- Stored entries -
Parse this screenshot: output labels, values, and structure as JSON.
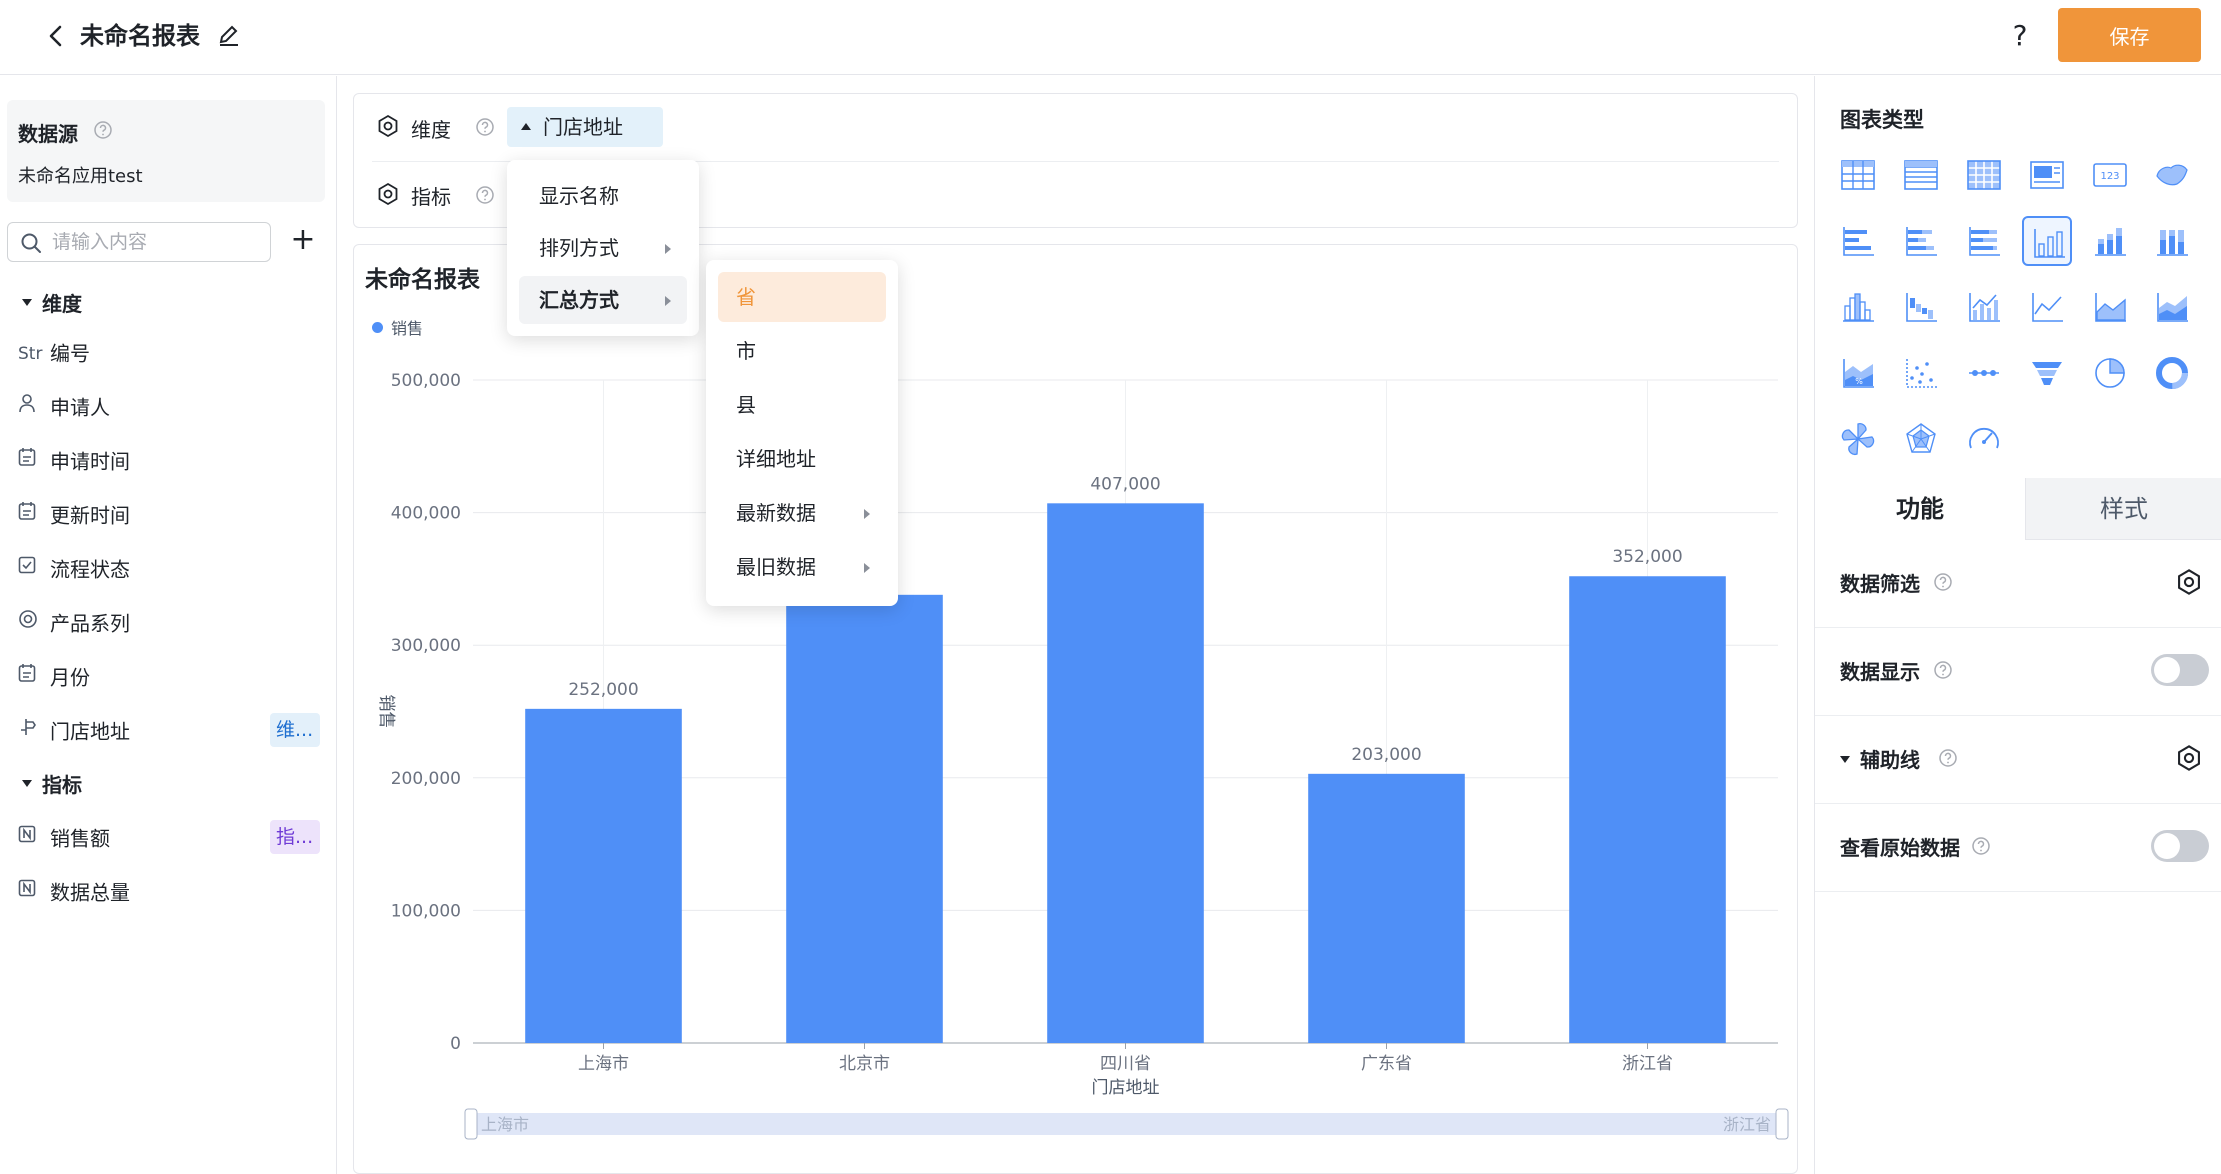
{
  "header": {
    "title": "未命名报表",
    "help_label": "?",
    "save_label": "保存"
  },
  "left_panel": {
    "datasource_title": "数据源",
    "datasource_name": "未命名应用test",
    "search_placeholder": "请输入内容",
    "add_label": "+",
    "dimension_group": "维度",
    "metric_group": "指标",
    "dimension_fields": [
      {
        "icon": "Str",
        "label": "编号"
      },
      {
        "icon": "user-icon",
        "label": "申请人"
      },
      {
        "icon": "calendar-icon",
        "label": "申请时间"
      },
      {
        "icon": "calendar-icon",
        "label": "更新时间"
      },
      {
        "icon": "checkbox-icon",
        "label": "流程状态"
      },
      {
        "icon": "target-icon",
        "label": "产品系列"
      },
      {
        "icon": "calendar-icon",
        "label": "月份"
      },
      {
        "icon": "location-icon",
        "label": "门店地址",
        "tag": "维..."
      }
    ],
    "metric_fields": [
      {
        "icon": "number-icon",
        "label": "销售额",
        "tag": "指..."
      },
      {
        "icon": "number-icon",
        "label": "数据总量"
      }
    ]
  },
  "config": {
    "dimension_label": "维度",
    "metric_label": "指标",
    "dimension_chip": "门店地址"
  },
  "menu_level1": [
    {
      "label": "显示名称"
    },
    {
      "label": "排列方式"
    },
    {
      "label": "汇总方式"
    }
  ],
  "menu_level2": [
    {
      "label": "省"
    },
    {
      "label": "市"
    },
    {
      "label": "县"
    },
    {
      "label": "详细地址"
    },
    {
      "label": "最新数据"
    },
    {
      "label": "最旧数据"
    }
  ],
  "chart_title": "未命名报表",
  "chart_data": {
    "type": "bar",
    "title": "未命名报表",
    "categories": [
      "上海市",
      "北京市",
      "四川省",
      "广东省",
      "浙江省"
    ],
    "series": [
      {
        "name": "销售",
        "values": [
          252000,
          338000,
          407000,
          203000,
          352000
        ]
      }
    ],
    "data_labels": [
      "252,000",
      "",
      "407,000",
      "203,000",
      "352,000"
    ],
    "xlabel": "门店地址",
    "ylabel": "销售",
    "ylim": [
      0,
      500000
    ],
    "yticks": [
      0,
      100000,
      200000,
      300000,
      400000,
      500000
    ],
    "ytick_labels": [
      "0",
      "100,000",
      "200,000",
      "300,000",
      "400,000",
      "500,000"
    ],
    "grid": true,
    "legend": "top-left",
    "bar_color": "#4f8ff7",
    "slider_start": "上海市",
    "slider_end": "浙江省"
  },
  "right_panel": {
    "chart_type_title": "图表类型",
    "tabs": [
      "功能",
      "样式"
    ],
    "props": [
      {
        "label": "数据筛选",
        "control": "gear"
      },
      {
        "label": "数据显示",
        "control": "toggle"
      },
      {
        "label": "辅助线",
        "control": "gear"
      },
      {
        "label": "查看原始数据",
        "control": "toggle"
      }
    ]
  },
  "colors": {
    "accent": "#f0953a",
    "bar": "#4f8ff7",
    "selected_icon_border": "#4f8ff7"
  }
}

- What to produce -
Make a word-for-word copy of the entries, without any pictures.

- Solution for this task -
Parse this screenshot: output labels, values, and structure as JSON.
{
  "header": {
    "title": "未命名报表",
    "help_label": "?",
    "save_label": "保存"
  },
  "left_panel": {
    "datasource_title": "数据源",
    "datasource_name": "未命名应用test",
    "search_placeholder": "请输入内容",
    "add_label": "+",
    "dimension_group": "维度",
    "metric_group": "指标",
    "dimension_fields": [
      {
        "icon": "Str",
        "label": "编号"
      },
      {
        "icon": "user-icon",
        "label": "申请人"
      },
      {
        "icon": "calendar-icon",
        "label": "申请时间"
      },
      {
        "icon": "calendar-icon",
        "label": "更新时间"
      },
      {
        "icon": "checkbox-icon",
        "label": "流程状态"
      },
      {
        "icon": "target-icon",
        "label": "产品系列"
      },
      {
        "icon": "calendar-icon",
        "label": "月份"
      },
      {
        "icon": "location-icon",
        "label": "门店地址",
        "tag": "维..."
      }
    ],
    "metric_fields": [
      {
        "icon": "number-icon",
        "label": "销售额",
        "tag": "指..."
      },
      {
        "icon": "number-icon",
        "label": "数据总量"
      }
    ]
  },
  "config": {
    "dimension_label": "维度",
    "metric_label": "指标",
    "dimension_chip": "门店地址"
  },
  "menu_level1": [
    {
      "label": "显示名称"
    },
    {
      "label": "排列方式"
    },
    {
      "label": "汇总方式"
    }
  ],
  "menu_level2": [
    {
      "label": "省"
    },
    {
      "label": "市"
    },
    {
      "label": "县"
    },
    {
      "label": "详细地址"
    },
    {
      "label": "最新数据"
    },
    {
      "label": "最旧数据"
    }
  ],
  "chart_title": "未命名报表",
  "chart_data": {
    "type": "bar",
    "title": "未命名报表",
    "categories": [
      "上海市",
      "北京市",
      "四川省",
      "广东省",
      "浙江省"
    ],
    "series": [
      {
        "name": "销售",
        "values": [
          252000,
          338000,
          407000,
          203000,
          352000
        ]
      }
    ],
    "data_labels": [
      "252,000",
      "",
      "407,000",
      "203,000",
      "352,000"
    ],
    "xlabel": "门店地址",
    "ylabel": "销售",
    "ylim": [
      0,
      500000
    ],
    "yticks": [
      0,
      100000,
      200000,
      300000,
      400000,
      500000
    ],
    "ytick_labels": [
      "0",
      "100,000",
      "200,000",
      "300,000",
      "400,000",
      "500,000"
    ],
    "grid": true,
    "legend": "top-left",
    "bar_color": "#4f8ff7",
    "slider_start": "上海市",
    "slider_end": "浙江省"
  },
  "right_panel": {
    "chart_type_title": "图表类型",
    "tabs": [
      "功能",
      "样式"
    ],
    "props": [
      {
        "label": "数据筛选",
        "control": "gear"
      },
      {
        "label": "数据显示",
        "control": "toggle"
      },
      {
        "label": "辅助线",
        "control": "gear"
      },
      {
        "label": "查看原始数据",
        "control": "toggle"
      }
    ]
  },
  "colors": {
    "accent": "#f0953a",
    "bar": "#4f8ff7",
    "selected_icon_border": "#4f8ff7"
  }
}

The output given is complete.